**TASK TO COMPLETE**:
Copy out every line exactly as given.

**TASK INPUTS**:
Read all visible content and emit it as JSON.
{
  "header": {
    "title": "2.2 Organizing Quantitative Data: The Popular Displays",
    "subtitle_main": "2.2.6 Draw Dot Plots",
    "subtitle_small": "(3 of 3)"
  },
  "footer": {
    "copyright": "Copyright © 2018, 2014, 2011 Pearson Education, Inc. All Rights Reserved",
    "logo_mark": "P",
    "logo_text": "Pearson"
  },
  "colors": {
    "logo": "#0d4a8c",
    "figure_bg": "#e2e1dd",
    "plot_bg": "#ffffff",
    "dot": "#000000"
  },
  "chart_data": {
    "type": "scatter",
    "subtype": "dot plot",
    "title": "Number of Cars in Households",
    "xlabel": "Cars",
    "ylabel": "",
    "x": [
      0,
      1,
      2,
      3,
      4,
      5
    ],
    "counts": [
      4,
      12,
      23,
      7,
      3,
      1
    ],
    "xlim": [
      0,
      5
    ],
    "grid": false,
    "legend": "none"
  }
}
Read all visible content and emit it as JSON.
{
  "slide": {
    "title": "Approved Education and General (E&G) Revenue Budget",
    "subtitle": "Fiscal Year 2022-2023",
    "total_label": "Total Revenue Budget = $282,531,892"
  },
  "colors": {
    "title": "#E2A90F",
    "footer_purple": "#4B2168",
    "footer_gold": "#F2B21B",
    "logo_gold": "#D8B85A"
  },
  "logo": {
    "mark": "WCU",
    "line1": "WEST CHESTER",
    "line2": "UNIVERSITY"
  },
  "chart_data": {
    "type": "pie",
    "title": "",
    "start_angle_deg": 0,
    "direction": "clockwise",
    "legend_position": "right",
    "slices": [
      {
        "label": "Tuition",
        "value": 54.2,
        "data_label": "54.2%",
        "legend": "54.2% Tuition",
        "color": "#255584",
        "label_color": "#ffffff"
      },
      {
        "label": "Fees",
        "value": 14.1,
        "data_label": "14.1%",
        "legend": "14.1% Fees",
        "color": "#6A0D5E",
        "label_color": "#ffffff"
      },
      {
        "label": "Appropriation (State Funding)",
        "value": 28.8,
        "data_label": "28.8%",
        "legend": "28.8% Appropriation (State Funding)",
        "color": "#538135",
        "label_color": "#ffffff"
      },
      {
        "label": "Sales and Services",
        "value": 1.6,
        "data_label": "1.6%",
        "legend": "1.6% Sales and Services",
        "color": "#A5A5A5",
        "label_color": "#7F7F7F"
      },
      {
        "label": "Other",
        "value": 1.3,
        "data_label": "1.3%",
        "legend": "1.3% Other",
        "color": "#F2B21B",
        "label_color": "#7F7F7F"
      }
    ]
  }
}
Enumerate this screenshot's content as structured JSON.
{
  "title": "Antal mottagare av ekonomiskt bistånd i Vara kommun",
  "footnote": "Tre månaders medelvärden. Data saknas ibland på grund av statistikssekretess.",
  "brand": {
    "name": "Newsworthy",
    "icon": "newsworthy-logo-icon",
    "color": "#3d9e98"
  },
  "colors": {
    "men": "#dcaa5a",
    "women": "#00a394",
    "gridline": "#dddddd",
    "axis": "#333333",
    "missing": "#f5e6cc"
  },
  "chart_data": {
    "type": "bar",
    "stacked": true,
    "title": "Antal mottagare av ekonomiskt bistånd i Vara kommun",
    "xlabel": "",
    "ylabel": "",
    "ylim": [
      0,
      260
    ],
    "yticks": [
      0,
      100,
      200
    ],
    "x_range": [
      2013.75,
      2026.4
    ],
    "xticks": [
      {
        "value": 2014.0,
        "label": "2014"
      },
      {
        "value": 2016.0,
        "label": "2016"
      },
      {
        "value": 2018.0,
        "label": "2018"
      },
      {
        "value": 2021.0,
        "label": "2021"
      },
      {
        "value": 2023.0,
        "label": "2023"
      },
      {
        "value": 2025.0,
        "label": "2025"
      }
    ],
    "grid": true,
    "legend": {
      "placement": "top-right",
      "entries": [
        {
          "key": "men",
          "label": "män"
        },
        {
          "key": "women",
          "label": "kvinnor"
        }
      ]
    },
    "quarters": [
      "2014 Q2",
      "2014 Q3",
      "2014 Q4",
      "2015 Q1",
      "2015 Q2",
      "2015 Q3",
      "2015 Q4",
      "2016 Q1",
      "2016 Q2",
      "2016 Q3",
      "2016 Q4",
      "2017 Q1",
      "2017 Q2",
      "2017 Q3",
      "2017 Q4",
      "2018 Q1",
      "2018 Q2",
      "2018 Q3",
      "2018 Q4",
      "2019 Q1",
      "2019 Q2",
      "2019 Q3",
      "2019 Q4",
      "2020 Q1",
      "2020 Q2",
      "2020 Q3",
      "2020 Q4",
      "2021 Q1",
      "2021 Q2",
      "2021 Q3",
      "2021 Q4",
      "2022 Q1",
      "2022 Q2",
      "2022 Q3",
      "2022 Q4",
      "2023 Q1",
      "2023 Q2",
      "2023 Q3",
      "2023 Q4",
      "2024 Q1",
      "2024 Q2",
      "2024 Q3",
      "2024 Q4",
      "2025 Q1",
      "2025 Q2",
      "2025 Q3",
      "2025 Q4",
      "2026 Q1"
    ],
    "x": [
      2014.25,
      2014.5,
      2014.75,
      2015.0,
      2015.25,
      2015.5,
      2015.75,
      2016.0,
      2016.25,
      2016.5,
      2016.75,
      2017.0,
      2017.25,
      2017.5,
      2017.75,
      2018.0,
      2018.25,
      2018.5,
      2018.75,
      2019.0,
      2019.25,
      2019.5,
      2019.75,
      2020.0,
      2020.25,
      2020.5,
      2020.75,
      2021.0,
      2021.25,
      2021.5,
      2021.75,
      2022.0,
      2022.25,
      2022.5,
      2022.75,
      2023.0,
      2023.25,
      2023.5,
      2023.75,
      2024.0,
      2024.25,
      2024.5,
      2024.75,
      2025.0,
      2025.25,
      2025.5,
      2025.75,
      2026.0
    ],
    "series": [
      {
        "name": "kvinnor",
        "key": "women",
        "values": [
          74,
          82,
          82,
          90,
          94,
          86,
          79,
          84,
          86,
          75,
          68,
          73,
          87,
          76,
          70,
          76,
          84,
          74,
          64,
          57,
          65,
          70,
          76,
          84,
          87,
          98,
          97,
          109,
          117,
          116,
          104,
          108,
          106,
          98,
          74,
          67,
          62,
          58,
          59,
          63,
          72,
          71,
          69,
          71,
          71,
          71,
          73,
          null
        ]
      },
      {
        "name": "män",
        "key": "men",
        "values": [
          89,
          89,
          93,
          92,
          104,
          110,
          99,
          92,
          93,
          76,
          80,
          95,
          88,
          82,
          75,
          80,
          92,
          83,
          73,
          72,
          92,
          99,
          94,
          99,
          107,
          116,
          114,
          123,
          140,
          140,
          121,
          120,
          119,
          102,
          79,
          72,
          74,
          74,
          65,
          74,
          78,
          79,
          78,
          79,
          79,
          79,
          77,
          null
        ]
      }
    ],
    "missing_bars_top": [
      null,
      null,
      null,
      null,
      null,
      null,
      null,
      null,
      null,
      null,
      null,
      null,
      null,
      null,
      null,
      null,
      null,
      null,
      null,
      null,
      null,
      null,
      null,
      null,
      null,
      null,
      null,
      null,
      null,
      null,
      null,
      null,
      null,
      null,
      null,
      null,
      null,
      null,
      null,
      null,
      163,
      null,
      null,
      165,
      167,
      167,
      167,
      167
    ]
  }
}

**TASK OUTPUT**:
Read all visible content and emit it as JSON.
{
  "header": {
    "title": "2.2 Organizing Quantitative Data: The Popular Displays",
    "subtitle_main": "2.2.6 Draw Dot Plots",
    "subtitle_small": "(3 of 3)"
  },
  "footer": {
    "copyright": "Copyright © 2018, 2014, 2011 Pearson Education, Inc. All Rights Reserved",
    "logo_mark": "P",
    "logo_text": "Pearson"
  },
  "colors": {
    "logo": "#0d4a8c",
    "figure_bg": "#e2e1dd",
    "plot_bg": "#ffffff",
    "dot": "#000000"
  },
  "chart_data": {
    "type": "scatter",
    "subtype": "dot plot",
    "title": "Number of Cars in Households",
    "xlabel": "Cars",
    "ylabel": "",
    "x": [
      0,
      1,
      2,
      3,
      4,
      5
    ],
    "counts": [
      4,
      12,
      23,
      7,
      3,
      1
    ],
    "xlim": [
      0,
      5
    ],
    "grid": false,
    "legend": "none"
  }
}
Read all visible content and emit it as JSON.
{
  "slide": {
    "title": "Approved Education and General (E&G) Revenue Budget",
    "subtitle": "Fiscal Year 2022-2023",
    "total_label": "Total Revenue Budget = $282,531,892"
  },
  "colors": {
    "title": "#E2A90F",
    "footer_purple": "#4B2168",
    "footer_gold": "#F2B21B",
    "logo_gold": "#D8B85A"
  },
  "logo": {
    "mark": "WCU",
    "line1": "WEST CHESTER",
    "line2": "UNIVERSITY"
  },
  "chart_data": {
    "type": "pie",
    "title": "",
    "start_angle_deg": 0,
    "direction": "clockwise",
    "legend_position": "right",
    "slices": [
      {
        "label": "Tuition",
        "value": 54.2,
        "data_label": "54.2%",
        "legend": "54.2% Tuition",
        "color": "#255584",
        "label_color": "#ffffff"
      },
      {
        "label": "Fees",
        "value": 14.1,
        "data_label": "14.1%",
        "legend": "14.1% Fees",
        "color": "#6A0D5E",
        "label_color": "#ffffff"
      },
      {
        "label": "Appropriation (State Funding)",
        "value": 28.8,
        "data_label": "28.8%",
        "legend": "28.8% Appropriation (State Funding)",
        "color": "#538135",
        "label_color": "#ffffff"
      },
      {
        "label": "Sales and Services",
        "value": 1.6,
        "data_label": "1.6%",
        "legend": "1.6% Sales and Services",
        "color": "#A5A5A5",
        "label_color": "#7F7F7F"
      },
      {
        "label": "Other",
        "value": 1.3,
        "data_label": "1.3%",
        "legend": "1.3% Other",
        "color": "#F2B21B",
        "label_color": "#7F7F7F"
      }
    ]
  }
}
Enumerate this screenshot's content as structured JSON.
{
  "title": "Antal mottagare av ekonomiskt bistånd i Vara kommun",
  "footnote": "Tre månaders medelvärden. Data saknas ibland på grund av statistikssekretess.",
  "brand": {
    "name": "Newsworthy",
    "icon": "newsworthy-logo-icon",
    "color": "#3d9e98"
  },
  "colors": {
    "men": "#dcaa5a",
    "women": "#00a394",
    "gridline": "#dddddd",
    "axis": "#333333",
    "missing": "#f5e6cc"
  },
  "chart_data": {
    "type": "bar",
    "stacked": true,
    "title": "Antal mottagare av ekonomiskt bistånd i Vara kommun",
    "xlabel": "",
    "ylabel": "",
    "ylim": [
      0,
      260
    ],
    "yticks": [
      0,
      100,
      200
    ],
    "x_range": [
      2013.75,
      2026.4
    ],
    "xticks": [
      {
        "value": 2014.0,
        "label": "2014"
      },
      {
        "value": 2016.0,
        "label": "2016"
      },
      {
        "value": 2018.0,
        "label": "2018"
      },
      {
        "value": 2021.0,
        "label": "2021"
      },
      {
        "value": 2023.0,
        "label": "2023"
      },
      {
        "value": 2025.0,
        "label": "2025"
      }
    ],
    "grid": true,
    "legend": {
      "placement": "top-right",
      "entries": [
        {
          "key": "men",
          "label": "män"
        },
        {
          "key": "women",
          "label": "kvinnor"
        }
      ]
    },
    "quarters": [
      "2014 Q2",
      "2014 Q3",
      "2014 Q4",
      "2015 Q1",
      "2015 Q2",
      "2015 Q3",
      "2015 Q4",
      "2016 Q1",
      "2016 Q2",
      "2016 Q3",
      "2016 Q4",
      "2017 Q1",
      "2017 Q2",
      "2017 Q3",
      "2017 Q4",
      "2018 Q1",
      "2018 Q2",
      "2018 Q3",
      "2018 Q4",
      "2019 Q1",
      "2019 Q2",
      "2019 Q3",
      "2019 Q4",
      "2020 Q1",
      "2020 Q2",
      "2020 Q3",
      "2020 Q4",
      "2021 Q1",
      "2021 Q2",
      "2021 Q3",
      "2021 Q4",
      "2022 Q1",
      "2022 Q2",
      "2022 Q3",
      "2022 Q4",
      "2023 Q1",
      "2023 Q2",
      "2023 Q3",
      "2023 Q4",
      "2024 Q1",
      "2024 Q2",
      "2024 Q3",
      "2024 Q4",
      "2025 Q1",
      "2025 Q2",
      "2025 Q3",
      "2025 Q4",
      "2026 Q1"
    ],
    "x": [
      2014.25,
      2014.5,
      2014.75,
      2015.0,
      2015.25,
      2015.5,
      2015.75,
      2016.0,
      2016.25,
      2016.5,
      2016.75,
      2017.0,
      2017.25,
      2017.5,
      2017.75,
      2018.0,
      2018.25,
      2018.5,
      2018.75,
      2019.0,
      2019.25,
      2019.5,
      2019.75,
      2020.0,
      2020.25,
      2020.5,
      2020.75,
      2021.0,
      2021.25,
      2021.5,
      2021.75,
      2022.0,
      2022.25,
      2022.5,
      2022.75,
      2023.0,
      2023.25,
      2023.5,
      2023.75,
      2024.0,
      2024.25,
      2024.5,
      2024.75,
      2025.0,
      2025.25,
      2025.5,
      2025.75,
      2026.0
    ],
    "series": [
      {
        "name": "kvinnor",
        "key": "women",
        "values": [
          74,
          82,
          82,
          90,
          94,
          86,
          79,
          84,
          86,
          75,
          68,
          73,
          87,
          76,
          70,
          76,
          84,
          74,
          64,
          57,
          65,
          70,
          76,
          84,
          87,
          98,
          97,
          109,
          117,
          116,
          104,
          108,
          106,
          98,
          74,
          67,
          62,
          58,
          59,
          63,
          72,
          71,
          69,
          71,
          71,
          71,
          73,
          null
        ]
      },
      {
        "name": "män",
        "key": "men",
        "values": [
          89,
          89,
          93,
          92,
          104,
          110,
          99,
          92,
          93,
          76,
          80,
          95,
          88,
          82,
          75,
          80,
          92,
          83,
          73,
          72,
          92,
          99,
          94,
          99,
          107,
          116,
          114,
          123,
          140,
          140,
          121,
          120,
          119,
          102,
          79,
          72,
          74,
          74,
          65,
          74,
          78,
          79,
          78,
          79,
          79,
          79,
          77,
          null
        ]
      }
    ],
    "missing_bars_top": [
      null,
      null,
      null,
      null,
      null,
      null,
      null,
      null,
      null,
      null,
      null,
      null,
      null,
      null,
      null,
      null,
      null,
      null,
      null,
      null,
      null,
      null,
      null,
      null,
      null,
      null,
      null,
      null,
      null,
      null,
      null,
      null,
      null,
      null,
      null,
      null,
      null,
      null,
      null,
      null,
      163,
      null,
      null,
      165,
      167,
      167,
      167,
      167
    ]
  }
}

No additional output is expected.